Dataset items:
* * * * *
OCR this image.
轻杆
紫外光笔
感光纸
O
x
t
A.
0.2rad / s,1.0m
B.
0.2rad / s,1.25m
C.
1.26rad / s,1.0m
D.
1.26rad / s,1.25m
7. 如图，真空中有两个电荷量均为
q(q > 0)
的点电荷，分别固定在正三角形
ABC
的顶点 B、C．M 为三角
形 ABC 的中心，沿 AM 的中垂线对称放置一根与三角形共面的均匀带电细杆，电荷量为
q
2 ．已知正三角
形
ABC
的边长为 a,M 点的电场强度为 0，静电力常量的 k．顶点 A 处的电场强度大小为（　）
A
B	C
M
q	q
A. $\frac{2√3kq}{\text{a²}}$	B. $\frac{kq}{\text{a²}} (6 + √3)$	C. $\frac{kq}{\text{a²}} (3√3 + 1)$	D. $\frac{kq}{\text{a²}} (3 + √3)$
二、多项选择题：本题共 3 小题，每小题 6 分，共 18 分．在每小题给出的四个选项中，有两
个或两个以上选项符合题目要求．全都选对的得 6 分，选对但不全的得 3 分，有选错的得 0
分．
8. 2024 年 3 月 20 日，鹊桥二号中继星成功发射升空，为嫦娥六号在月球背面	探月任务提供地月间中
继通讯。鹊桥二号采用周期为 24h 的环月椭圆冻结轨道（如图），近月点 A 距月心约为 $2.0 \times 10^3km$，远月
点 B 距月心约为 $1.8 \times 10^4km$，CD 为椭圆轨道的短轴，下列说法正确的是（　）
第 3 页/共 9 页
* * * * *
Produce an exact copy of every entry above.

### [Answer to the exercise]
OCR this image.
轻杆
紫外光笔
感光纸
O
x
t
A.
0.2rad / s,1.0m
B.
0.2rad / s,1.25m
C.
1.26rad / s,1.0m
D.
1.26rad / s,1.25m
7. 如图，真空中有两个电荷量均为
q(q > 0)
的点电荷，分别固定在正三角形
ABC
的顶点 B、C．M 为三角
形 ABC 的中心，沿 AM 的中垂线对称放置一根与三角形共面的均匀带电细杆，电荷量为
q
2 ．已知正三角
形
ABC
的边长为 a,M 点的电场强度为 0，静电力常量的 k．顶点 A 处的电场强度大小为（　）
A
B	C
M
q	q
A. $\frac{2√3kq}{\text{a²}}$	B. $\frac{kq}{\text{a²}} (6 + √3)$	C. $\frac{kq}{\text{a²}} (3√3 + 1)$	D. $\frac{kq}{\text{a²}} (3 + √3)$
二、多项选择题：本题共 3 小题，每小题 6 分，共 18 分．在每小题给出的四个选项中，有两
个或两个以上选项符合题目要求．全都选对的得 6 分，选对但不全的得 3 分，有选错的得 0
分．
8. 2024 年 3 月 20 日，鹊桥二号中继星成功发射升空，为嫦娥六号在月球背面	探月任务提供地月间中
继通讯。鹊桥二号采用周期为 24h 的环月椭圆冻结轨道（如图），近月点 A 距月心约为 $2.0 \times 10^3km$，远月
点 B 距月心约为 $1.8 \times 10^4km$，CD 为椭圆轨道的短轴，下列说法正确的是（　）
第 3 页/共 9 页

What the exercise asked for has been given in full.